[BEGIN Material]
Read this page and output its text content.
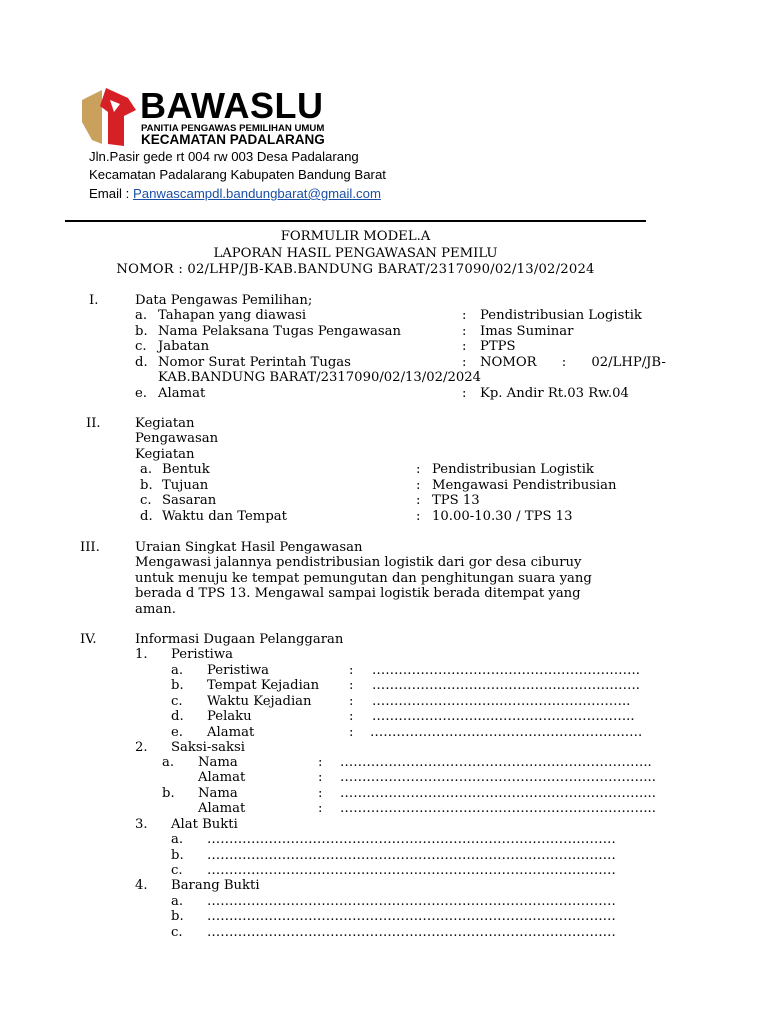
BAWASLU
PANITIA PENGAWAS PEMILIHAN UMUM
KECAMATAN PADALARANG
Jln.Pasir gede rt 004 rw 003 Desa Padalarang
Kecamatan Padalarang Kabupaten Bandung Barat
Email : Panwascampdl.bandungbarat@gmail.com
FORMULIR MODEL.A
LAPORAN HASIL PENGAWASAN PEMILU
NOMOR : 02/LHP/JB-KAB.BANDUNG BARAT/2317090/02/13/02/2024
I.	Data Pengawas Pemilihan;
a. Tahapan yang diawasi	: Pendistribusian Logistik
b. Nama Pelaksana Tugas Pengawasan	: Imas Suminar
c. Jabatan	: PTPS
d. Nomor Surat Perintah Tugas	: NOMOR      :      02/LHP/JB-
KAB.BANDUNG BARAT/2317090/02/13/02/2024
e. Alamat	: Kp. Andir Rt.03 Rw.04
II.	Kegiatan
Pengawasan
Kegiatan
a. Bentuk	: Pendistribusian Logistik
b. Tujuan	: Mengawasi Pendistribusian
c. Sasaran	: TPS 13
d. Waktu dan Tempat	: 10.00-10.30 / TPS 13
III.	Uraian Singkat Hasil Pengawasan
Mengawasi jalannya pendistribusian logistik dari gor desa ciburuy
untuk menuju ke tempat pemungutan dan penghitungan suara yang
berada d TPS 13. Mengawal sampai logistik berada ditempat yang
aman.
IV.	Informasi Dugaan Pelanggaran
1. Peristiwa
a. Peristiwa	: …………………………………………………….
b. Tempat Kejadian : …………………………………………………….
c. Waktu Kejadian	: ………………………...………………………..
d. Pelaku	: ……………………....…………………………..
e. Alamat	: ………………………………………………….….
2. Saksi-saksi
a. Nama	: ……………………………………………………………..
Alamat	: ……………………………………………………………...
b. Nama	: ……………………………………………………………...
Alamat	: ……………………………………………………………...
3. Alat Bukti
a. …………………………………………………………………………………
b. …………………………………………………………………………………
c. …………………………………………………………………………………
4. Barang Bukti
a. …………………………………………………………………………………
b. …………………………………………………………………………………
c. …………………………………………………………………………………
[END Material]
→ Exercise aim:
Return from the data every line that holds "Tugas".

→ In response:
b. Nama Pelaksana Tugas Pengawasan	: Imas Suminar
d. Nomor Surat Perintah Tugas	: NOMOR      :      02/LHP/JB-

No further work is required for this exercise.